What to produce: Go through the entries below and collect each line with the string "趋势评分" in it.

Items from a dataset
++++++++++

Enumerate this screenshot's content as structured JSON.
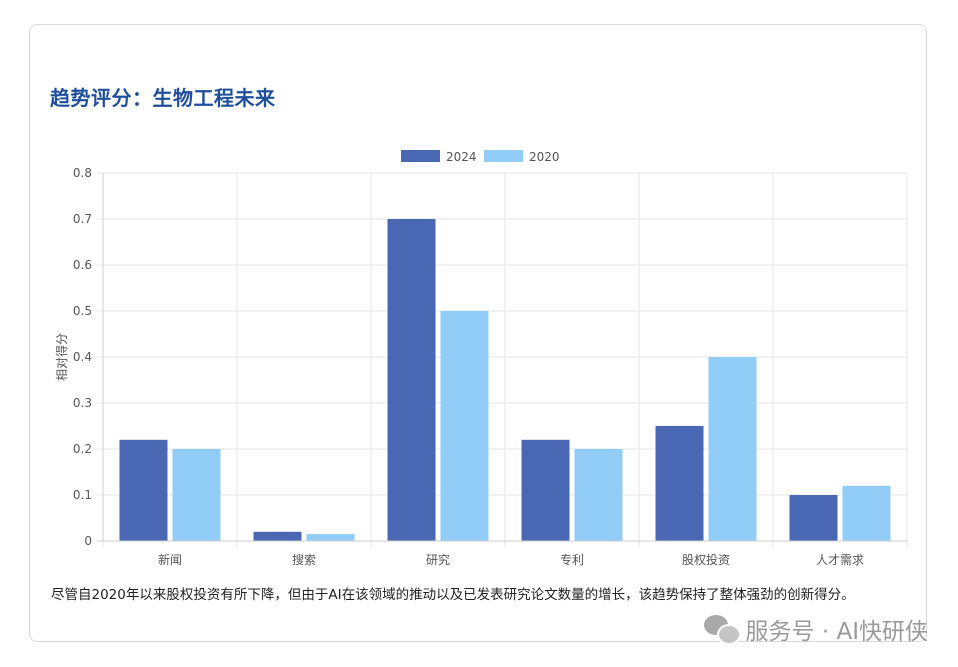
{
  "title": "趋势评分：生物工程未来",
  "caption": "尽管自2020年以来股权投资有所下降，但由于AI在该领域的推动以及已发表研究论文数量的增长，该趋势保持了整体强劲的创新得分。",
  "watermark": {
    "icon": "wechat-icon",
    "text": "服务号 · AI快研侠"
  },
  "colors": {
    "series_2024": "#4a67b3",
    "series_2020": "#92cdf7",
    "title": "#1f4f9c"
  },
  "chart_data": {
    "type": "bar",
    "title": "趋势评分：生物工程未来",
    "xlabel": "",
    "ylabel": "相对得分",
    "ylim": [
      0,
      0.8
    ],
    "yticks": [
      "0",
      "0.1",
      "0.2",
      "0.3",
      "0.4",
      "0.5",
      "0.6",
      "0.7",
      "0.8"
    ],
    "grid": true,
    "legend_position": "top-center",
    "categories": [
      "新闻",
      "搜索",
      "研究",
      "专利",
      "股权投资",
      "人才需求"
    ],
    "series": [
      {
        "name": "2024",
        "values": [
          0.22,
          0.02,
          0.7,
          0.22,
          0.25,
          0.1
        ]
      },
      {
        "name": "2020",
        "values": [
          0.2,
          0.015,
          0.5,
          0.2,
          0.4,
          0.12
        ]
      }
    ]
  }
}
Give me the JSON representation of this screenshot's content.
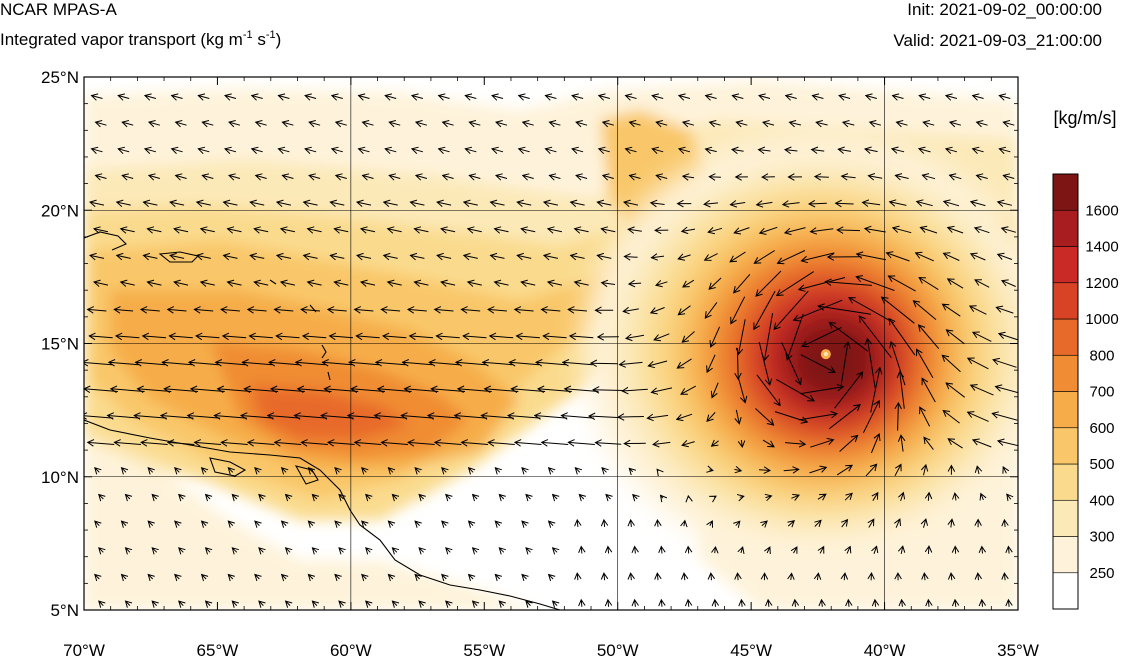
{
  "header": {
    "title": "NCAR MPAS-A",
    "subtitle_main": "Integrated vapor transport (kg m",
    "subtitle_exp1": "-1",
    "subtitle_mid": " s",
    "subtitle_exp2": "-1",
    "subtitle_end": ")",
    "init": "Init: 2021-09-02_00:00:00",
    "valid": "Valid: 2021-09-03_21:00:00"
  },
  "map": {
    "lon_range": [
      -70,
      -35
    ],
    "lat_range": [
      5,
      25
    ],
    "lon_ticks": [
      {
        "value": -70,
        "label": "70°W"
      },
      {
        "value": -65,
        "label": "65°W"
      },
      {
        "value": -60,
        "label": "60°W"
      },
      {
        "value": -55,
        "label": "55°W"
      },
      {
        "value": -50,
        "label": "50°W"
      },
      {
        "value": -45,
        "label": "45°W"
      },
      {
        "value": -40,
        "label": "40°W"
      },
      {
        "value": -35,
        "label": "35°W"
      }
    ],
    "lat_ticks": [
      {
        "value": 5,
        "label": "5°N"
      },
      {
        "value": 10,
        "label": "10°N"
      },
      {
        "value": 15,
        "label": "15°N"
      },
      {
        "value": 20,
        "label": "20°N"
      },
      {
        "value": 25,
        "label": "25°N"
      }
    ],
    "gridlines": {
      "lon": [
        -60,
        -50,
        -40
      ],
      "lat": [
        10,
        15,
        20
      ]
    },
    "cyclone_center": {
      "lon": -42.2,
      "lat": 14.6
    },
    "colors": {
      "white": "#ffffff",
      "c250": "#fef3da",
      "c300": "#fce9b8",
      "c400": "#fadb8e",
      "c500": "#f9c769",
      "c600": "#f6ad49",
      "c700": "#f08c33",
      "c800": "#e86a2b",
      "c1000": "#d84325",
      "c1200": "#c92a26",
      "c1400": "#a81d1f",
      "c1600": "#7d1515"
    }
  },
  "colorbar": {
    "unit": "[kg/m/s]",
    "levels": [
      {
        "label": "",
        "color": "#ffffff"
      },
      {
        "label": "250",
        "color": "#fef3da"
      },
      {
        "label": "300",
        "color": "#fce9b8"
      },
      {
        "label": "400",
        "color": "#fadb8e"
      },
      {
        "label": "500",
        "color": "#f9c769"
      },
      {
        "label": "600",
        "color": "#f6ad49"
      },
      {
        "label": "700",
        "color": "#f08c33"
      },
      {
        "label": "800",
        "color": "#e86a2b"
      },
      {
        "label": "1000",
        "color": "#d84325"
      },
      {
        "label": "1200",
        "color": "#c92a26"
      },
      {
        "label": "1400",
        "color": "#a81d1f"
      },
      {
        "label": "1600",
        "color": "#7d1515"
      }
    ]
  }
}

++++++++++

Final result:
  "title": "趋势评分：生物工程未来",
    "title": "趋势评分：生物工程未来",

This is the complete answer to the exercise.